• **Job**: With the pictures left out, copy the listing below exactly.

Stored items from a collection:
▼

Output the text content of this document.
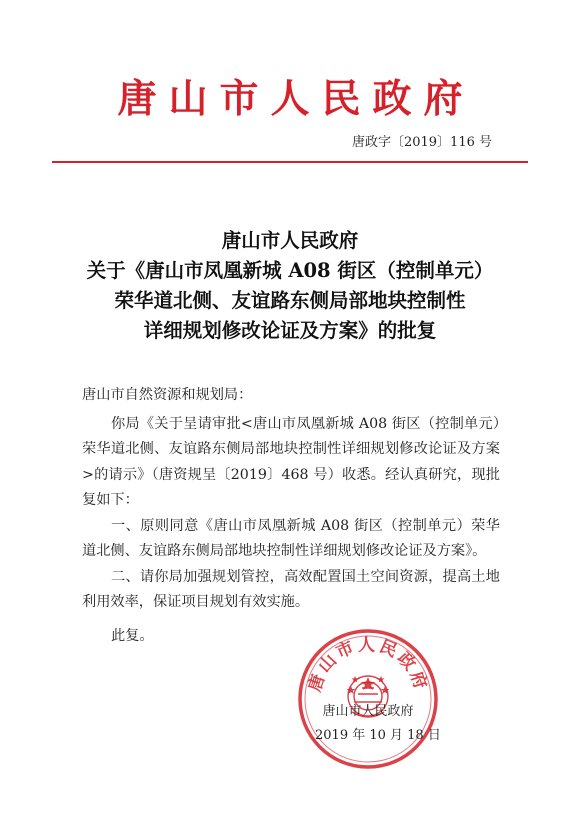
唐山市人民政府
唐政字〔2019〕116 号
唐山市人民政府
关于《唐山市凤凰新城 A08 街区（控制单元）
荣华道北侧、友谊路东侧局部地块控制性
详细规划修改论证及方案》的批复

唐山市自然资源和规划局：

你局《关于呈请审批<唐山市凤凰新城 A08 街区（控制单元）荣华道北侧、友谊路东侧局部地块控制性详细规划修改论证及方案>的请示》（唐资规呈〔2019〕468 号）收悉。经认真研究，现批复如下：

一、原则同意《唐山市凤凰新城 A08 街区（控制单元）荣华道北侧、友谊路东侧局部地块控制性详细规划修改论证及方案》。

二、请你局加强规划管控，高效配置国土空间资源，提高土地利用效率，保证项目规划有效实施。

此复。

唐山市人民政府
唐山市人民政府
2019 年 10 月 18 日
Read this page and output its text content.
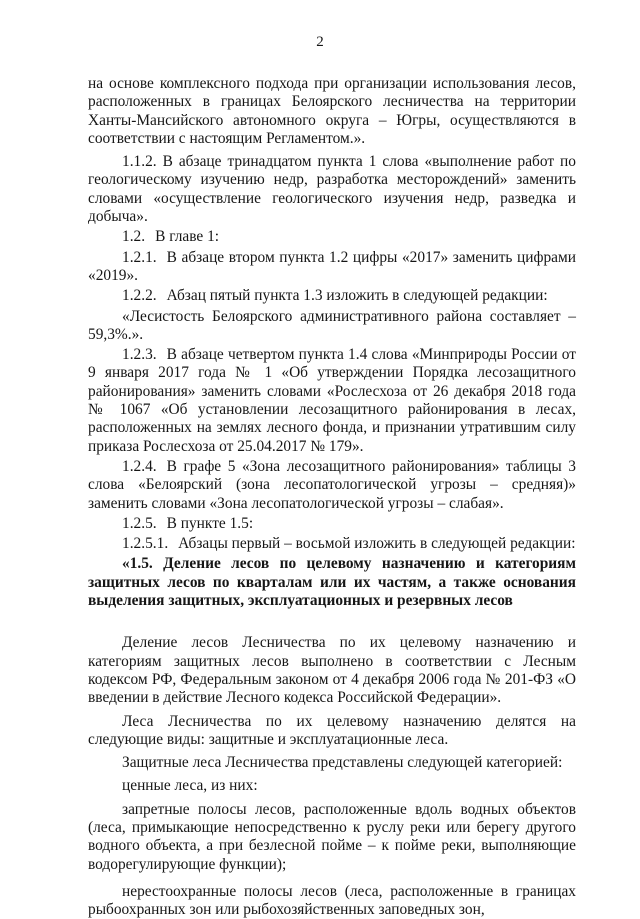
2

на основе комплексного подхода при организации использования лесов, расположенных в границах Белоярского лесничества на территории Ханты-Мансийского автономного округа – Югры, осуществляются в соответствии с настоящим Регламентом.».

1.1.2. В абзаце тринадцатом пункта 1 слова «выполнение работ по геологическому изучению недр, разработка месторождений» заменить словами «осуществление геологического изучения недр, разведка и добыча».

1.2. В главе 1:

1.2.1. В абзаце втором пункта 1.2 цифры «2017» заменить цифрами «2019».

1.2.2. Абзац пятый пункта 1.3 изложить в следующей редакции:

«Лесистость Белоярского административного района составляет – 59,3%.».

1.2.3. В абзаце четвертом пункта 1.4 слова «Минприроды России от 9 января 2017 года № 1 «Об утверждении Порядка лесозащитного районирования» заменить словами «Рослесхоза от 26 декабря 2018 года № 1067 «Об установлении лесозащитного районирования в лесах, расположенных на землях лесного фонда, и признании утратившим силу приказа Рослесхоза от 25.04.2017 № 179».

1.2.4. В графе 5 «Зона лесозащитного районирования» таблицы 3 слова «Белоярский (зона лесопатологической угрозы – средняя)» заменить словами «Зона лесопатологической угрозы – слабая».

1.2.5. В пункте 1.5:

1.2.5.1. Абзацы первый – восьмой изложить в следующей редакции:

«1.5. Деление лесов по целевому назначению и категориям защитных лесов по кварталам или их частям, а также основания выделения защитных, эксплуатационных и резервных лесов

Деление лесов Лесничества по их целевому назначению и категориям защитных лесов выполнено в соответствии с Лесным кодексом РФ, Федеральным законом от 4 декабря 2006 года № 201-ФЗ «О введении в действие Лесного кодекса Российской Федерации».

Леса Лесничества по их целевому назначению делятся на следующие виды: защитные и эксплуатационные леса.

Защитные леса Лесничества представлены следующей категорией:

ценные леса, из них:

запретные полосы лесов, расположенные вдоль водных объектов (леса, примыкающие непосредственно к руслу реки или берегу другого водного объекта, а при безлесной пойме – к пойме реки, выполняющие водорегулирующие функции);

нерестоохранные полосы лесов (леса, расположенные в границах рыбоохранных зон или рыбохозяйственных заповедных зон,
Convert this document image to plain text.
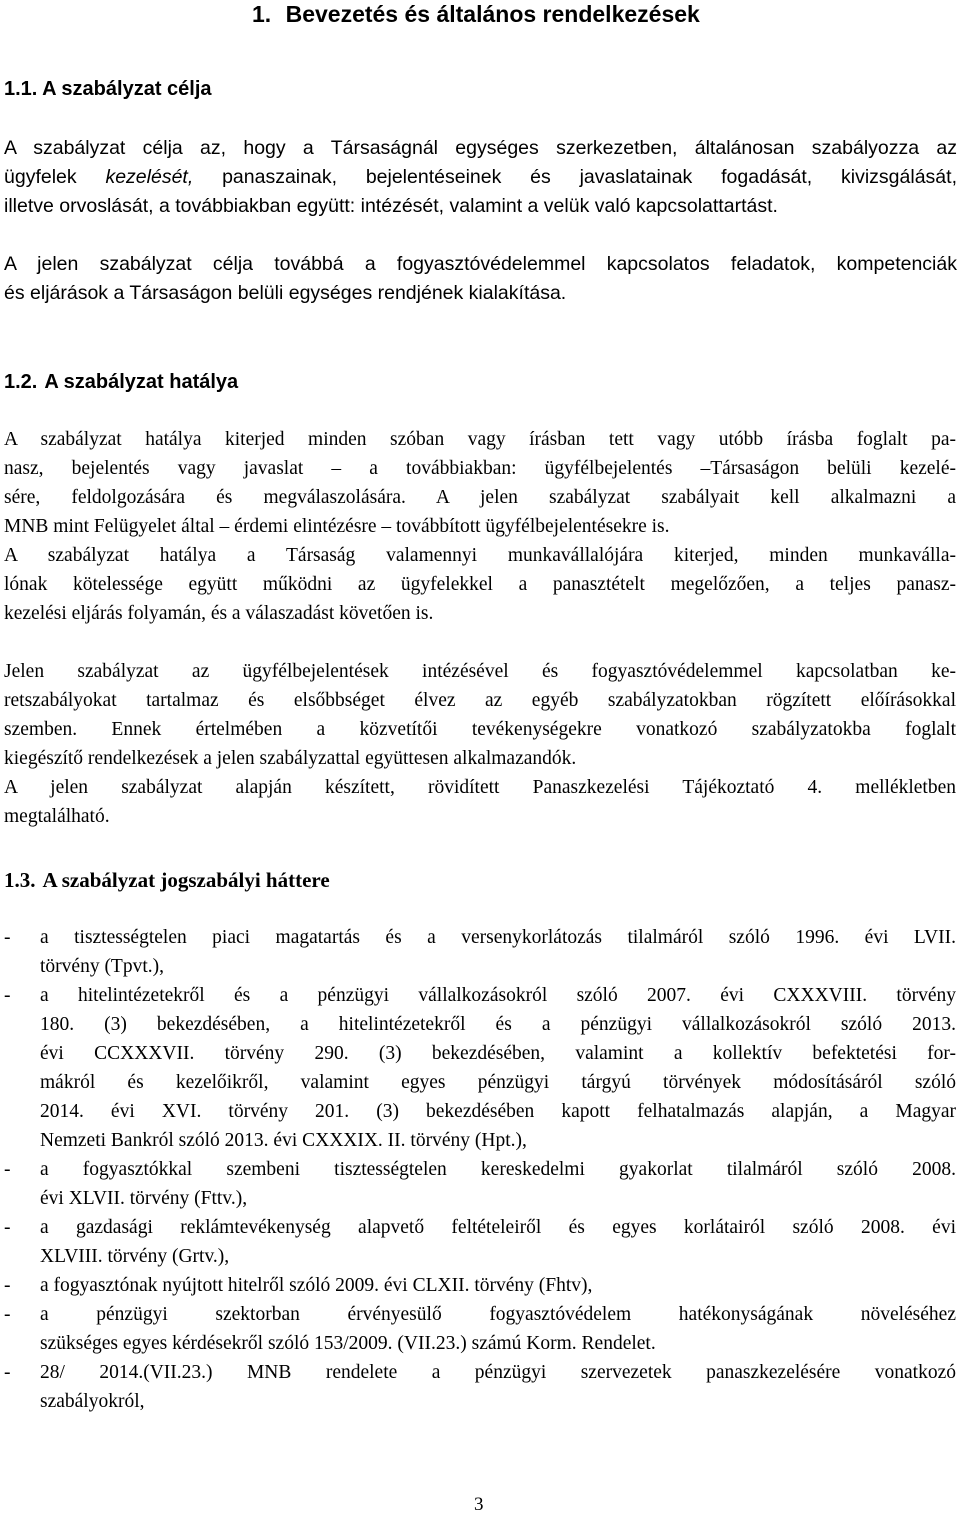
1. Bevezetés és általános rendelkezések
1.1. A szabályzat célja
A szabályzat célja az, hogy a Társaságnál egységes szerkezetben, általánosan szabályozza az
ügyfelek kezelését, panaszainak, bejelentéseinek és javaslatainak fogadását, kivizsgálását,
illetve orvoslását, a továbbiakban együtt: intézését, valamint a velük való kapcsolattartást.
A jelen szabályzat célja továbbá a fogyasztóvédelemmel kapcsolatos feladatok, kompetenciák
és eljárások a Társaságon belüli egységes rendjének kialakítása.
1.2. A szabályzat hatálya
A szabályzat hatálya kiterjed minden szóban vagy írásban tett vagy utóbb írásba foglalt pa-
nasz, bejelentés vagy javaslat – a továbbiakban: ügyfélbejelentés –Társaságon belüli kezelé-
sére, feldolgozására és megválaszolására. A jelen szabályzat szabályait kell alkalmazni a
MNB mint Felügyelet által – érdemi elintézésre – továbbított ügyfélbejelentésekre is.
A szabályzat hatálya a Társaság valamennyi munkavállalójára kiterjed, minden munkaválla-
lónak kötelessége együtt működni az ügyfelekkel a panasztételt megelőzően, a teljes panasz-
kezelési eljárás folyamán, és a válaszadást követően is.
Jelen szabályzat az ügyfélbejelentések intézésével és fogyasztóvédelemmel kapcsolatban ke-
retszabályokat tartalmaz és elsőbbséget élvez az egyéb szabályzatokban rögzített előírásokkal
szemben. Ennek értelmében a közvetítői tevékenységekre vonatkozó szabályzatokba foglalt
kiegészítő rendelkezések a jelen szabályzattal együttesen alkalmazandók.
A jelen szabályzat alapján készített, rövidített Panaszkezelési Tájékoztató 4. mellékletben
megtalálható.
1.3. A szabályzat jogszabályi háttere
- a tisztességtelen piaci magatartás és a versenykorlátozás tilalmáról szóló 1996. évi LVII.
törvény (Tpvt.),
- a hitelintézetekről és a pénzügyi vállalkozásokról szóló 2007. évi CXXXVIII. törvény
180. (3) bekezdésében, a hitelintézetekről és a pénzügyi vállalkozásokról szóló 2013.
évi CCXXXVII. törvény 290. (3) bekezdésében, valamint a kollektív befektetési for-
mákról és kezelőikről, valamint egyes pénzügyi tárgyú törvények módosításáról szóló
2014. évi XVI. törvény 201. (3) bekezdésében kapott felhatalmazás alapján, a Magyar
Nemzeti Bankról szóló 2013. évi CXXXIX. II. törvény (Hpt.),
- a fogyasztókkal szembeni tisztességtelen kereskedelmi gyakorlat tilalmáról szóló 2008.
évi XLVII. törvény (Fttv.),
- a gazdasági reklámtevékenység alapvető feltételeiről és egyes korlátairól szóló 2008. évi
XLVIII. törvény (Grtv.),
- a fogyasztónak nyújtott hitelről szóló 2009. évi CLXII. törvény (Fhtv),
- a pénzügyi szektorban érvényesülő fogyasztóvédelem hatékonyságának növeléséhez
szükséges egyes kérdésekről szóló 153/2009. (VII.23.) számú Korm. Rendelet.
- 28/ 2014.(VII.23.) MNB rendelete a pénzügyi szervezetek panaszkezelésére vonatkozó
szabályokról,
3
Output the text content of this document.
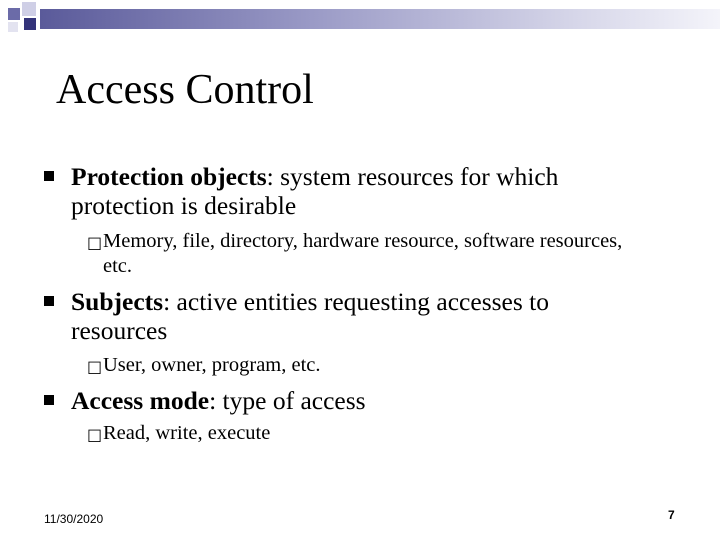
Access Control
Protection objects: system resources for which protection is desirable
□ Memory, file, directory, hardware resource, software resources, etc.
Subjects: active entities requesting accesses to resources
□ User, owner, program, etc.
Access mode: type of access
□ Read, write, execute
11/30/2020	7
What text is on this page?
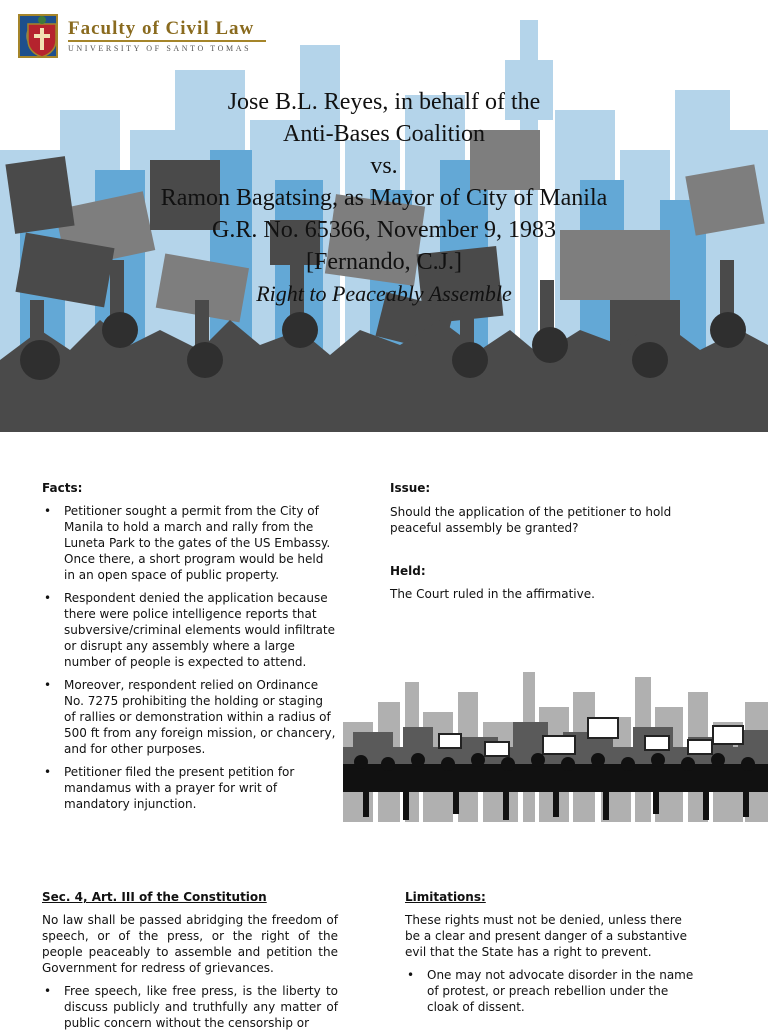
Faculty of Civil Law
UNIVERSITY OF SANTO TOMAS
Jose B.L. Reyes, in behalf of the
Anti-Bases Coalition
vs.
Ramon Bagatsing, as Mayor of City of Manila
G.R. No. 65366, November 9, 1983
[Fernando, C.J.]
Right to Peaceably Assemble

Facts:

• Petitioner sought a permit from the City of Manila to hold a march and rally from the Luneta Park to the gates of the US Embassy. Once there, a short program would be held in an open space of public property.
• Respondent denied the application because there were police intelligence reports that subversive/criminal elements would infiltrate or disrupt any assembly where a large number of people is expected to attend.
• Moreover, respondent relied on Ordinance No. 7275 prohibiting the holding or staging of rallies or demonstration within a radius of 500 ft from any foreign mission, or chancery, and for other purposes.
• Petitioner filed the present petition for mandamus with a prayer for writ of mandatory injunction.

Issue:

Should the application of the petitioner to hold peaceful assembly be granted?

Held:

The Court ruled in the affirmative.

Sec. 4, Art. III of the Constitution

No law shall be passed abridging the freedom of speech, or of the press, or the right of the people peaceably to assemble and petition the Government for redress of grievances.

• Free speech, like free press, is the liberty to discuss publicly and truthfully any matter of public concern without the censorship or

Limitations:

These rights must not be denied, unless there be a clear and present danger of a substantive evil that the State has a right to prevent.

• One may not advocate disorder in the name of protest, or preach rebellion under the cloak of dissent.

▲

• **Answer to this problem**:
Output the text content of this document.
唐山市人民政府
唐政字〔2019〕116 号
唐山市人民政府
关于《唐山市凤凰新城 A08 街区（控制单元）
荣华道北侧、友谊路东侧局部地块控制性
详细规划修改论证及方案》的批复

唐山市自然资源和规划局：

你局《关于呈请审批<唐山市凤凰新城 A08 街区（控制单元）荣华道北侧、友谊路东侧局部地块控制性详细规划修改论证及方案>的请示》（唐资规呈〔2019〕468 号）收悉。经认真研究，现批复如下：

一、原则同意《唐山市凤凰新城 A08 街区（控制单元）荣华道北侧、友谊路东侧局部地块控制性详细规划修改论证及方案》。

二、请你局加强规划管控，高效配置国土空间资源，提高土地利用效率，保证项目规划有效实施。

此复。

唐山市人民政府
唐山市人民政府
2019 年 10 月 18 日
Read this page and output its text content.
2

на основе комплексного подхода при организации использования лесов, расположенных в границах Белоярского лесничества на территории Ханты-Мансийского автономного округа – Югры, осуществляются в соответствии с настоящим Регламентом.».

1.1.2. В абзаце тринадцатом пункта 1 слова «выполнение работ по геологическому изучению недр, разработка месторождений» заменить словами «осуществление геологического изучения недр, разведка и добыча».

1.2. В главе 1:

1.2.1. В абзаце втором пункта 1.2 цифры «2017» заменить цифрами «2019».

1.2.2. Абзац пятый пункта 1.3 изложить в следующей редакции:

«Лесистость Белоярского административного района составляет – 59,3%.».

1.2.3. В абзаце четвертом пункта 1.4 слова «Минприроды России от 9 января 2017 года № 1 «Об утверждении Порядка лесозащитного районирования» заменить словами «Рослесхоза от 26 декабря 2018 года № 1067 «Об установлении лесозащитного районирования в лесах, расположенных на землях лесного фонда, и признании утратившим силу приказа Рослесхоза от 25.04.2017 № 179».

1.2.4. В графе 5 «Зона лесозащитного районирования» таблицы 3 слова «Белоярский (зона лесопатологической угрозы – средняя)» заменить словами «Зона лесопатологической угрозы – слабая».

1.2.5. В пункте 1.5:

1.2.5.1. Абзацы первый – восьмой изложить в следующей редакции:

«1.5. Деление лесов по целевому назначению и категориям защитных лесов по кварталам или их частям, а также основания выделения защитных, эксплуатационных и резервных лесов

Деление лесов Лесничества по их целевому назначению и категориям защитных лесов выполнено в соответствии с Лесным кодексом РФ, Федеральным законом от 4 декабря 2006 года № 201-ФЗ «О введении в действие Лесного кодекса Российской Федерации».

Леса Лесничества по их целевому назначению делятся на следующие виды: защитные и эксплуатационные леса.

Защитные леса Лесничества представлены следующей категорией:

ценные леса, из них:

запретные полосы лесов, расположенные вдоль водных объектов (леса, примыкающие непосредственно к руслу реки или берегу другого водного объекта, а при безлесной пойме – к пойме реки, выполняющие водорегулирующие функции);

нерестоохранные полосы лесов (леса, расположенные в границах рыбоохранных зон или рыбохозяйственных заповедных зон,
Convert this document image to plain text.
1. Bevezetés és általános rendelkezések
1.1. A szabályzat célja
A szabályzat célja az, hogy a Társaságnál egységes szerkezetben, általánosan szabályozza az
ügyfelek kezelését, panaszainak, bejelentéseinek és javaslatainak fogadását, kivizsgálását,
illetve orvoslását, a továbbiakban együtt: intézését, valamint a velük való kapcsolattartást.
A jelen szabályzat célja továbbá a fogyasztóvédelemmel kapcsolatos feladatok, kompetenciák
és eljárások a Társaságon belüli egységes rendjének kialakítása.
1.2. A szabályzat hatálya
A szabályzat hatálya kiterjed minden szóban vagy írásban tett vagy utóbb írásba foglalt pa-
nasz, bejelentés vagy javaslat – a továbbiakban: ügyfélbejelentés –Társaságon belüli kezelé-
sére, feldolgozására és megválaszolására. A jelen szabályzat szabályait kell alkalmazni a
MNB mint Felügyelet által – érdemi elintézésre – továbbított ügyfélbejelentésekre is.
A szabályzat hatálya a Társaság valamennyi munkavállalójára kiterjed, minden munkaválla-
lónak kötelessége együtt működni az ügyfelekkel a panasztételt megelőzően, a teljes panasz-
kezelési eljárás folyamán, és a válaszadást követően is.
Jelen szabályzat az ügyfélbejelentések intézésével és fogyasztóvédelemmel kapcsolatban ke-
retszabályokat tartalmaz és elsőbbséget élvez az egyéb szabályzatokban rögzített előírásokkal
szemben. Ennek értelmében a közvetítői tevékenységekre vonatkozó szabályzatokba foglalt
kiegészítő rendelkezések a jelen szabályzattal együttesen alkalmazandók.
A jelen szabályzat alapján készített, rövidített Panaszkezelési Tájékoztató 4. mellékletben
megtalálható.
1.3. A szabályzat jogszabályi háttere
- a tisztességtelen piaci magatartás és a versenykorlátozás tilalmáról szóló 1996. évi LVII.
törvény (Tpvt.),
- a hitelintézetekről és a pénzügyi vállalkozásokról szóló 2007. évi CXXXVIII. törvény
180. (3) bekezdésében, a hitelintézetekről és a pénzügyi vállalkozásokról szóló 2013.
évi CCXXXVII. törvény 290. (3) bekezdésében, valamint a kollektív befektetési for-
mákról és kezelőikről, valamint egyes pénzügyi tárgyú törvények módosításáról szóló
2014. évi XVI. törvény 201. (3) bekezdésében kapott felhatalmazás alapján, a Magyar
Nemzeti Bankról szóló 2013. évi CXXXIX. II. törvény (Hpt.),
- a fogyasztókkal szembeni tisztességtelen kereskedelmi gyakorlat tilalmáról szóló 2008.
évi XLVII. törvény (Fttv.),
- a gazdasági reklámtevékenység alapvető feltételeiről és egyes korlátairól szóló 2008. évi
XLVIII. törvény (Grtv.),
- a fogyasztónak nyújtott hitelről szóló 2009. évi CLXII. törvény (Fhtv),
- a pénzügyi szektorban érvényesülő fogyasztóvédelem hatékonyságának növeléséhez
szükséges egyes kérdésekről szóló 153/2009. (VII.23.) számú Korm. Rendelet.
- 28/ 2014.(VII.23.) MNB rendelete a pénzügyi szervezetek panaszkezelésére vonatkozó
szabályokról,
3
Output the text content of this document.
Access Control
Protection objects: system resources for which protection is desirable
□ Memory, file, directory, hardware resource, software resources, etc.
Subjects: active entities requesting accesses to resources
□ User, owner, program, etc.
Access mode: type of access
□ Read, write, execute
11/30/2020	7
What text is on this page?
Faculty of Civil Law
UNIVERSITY OF SANTO TOMAS
Jose B.L. Reyes, in behalf of the
Anti-Bases Coalition
vs.
Ramon Bagatsing, as Mayor of City of Manila
G.R. No. 65366, November 9, 1983
[Fernando, C.J.]
Right to Peaceably Assemble

Facts:

• Petitioner sought a permit from the City of Manila to hold a march and rally from the Luneta Park to the gates of the US Embassy. Once there, a short program would be held in an open space of public property.
• Respondent denied the application because there were police intelligence reports that subversive/criminal elements would infiltrate or disrupt any assembly where a large number of people is expected to attend.
• Moreover, respondent relied on Ordinance No. 7275 prohibiting the holding or staging of rallies or demonstration within a radius of 500 ft from any foreign mission, or chancery, and for other purposes.
• Petitioner filed the present petition for mandamus with a prayer for writ of mandatory injunction.

Issue:

Should the application of the petitioner to hold peaceful assembly be granted?

Held:

The Court ruled in the affirmative.

Sec. 4, Art. III of the Constitution

No law shall be passed abridging the freedom of speech, or of the press, or the right of the people peaceably to assemble and petition the Government for redress of grievances.

• Free speech, like free press, is the liberty to discuss publicly and truthfully any matter of public concern without the censorship or

Limitations:

These rights must not be denied, unless there be a clear and present danger of a substantive evil that the State has a right to prevent.

• One may not advocate disorder in the name of protest, or preach rebellion under the cloak of dissent.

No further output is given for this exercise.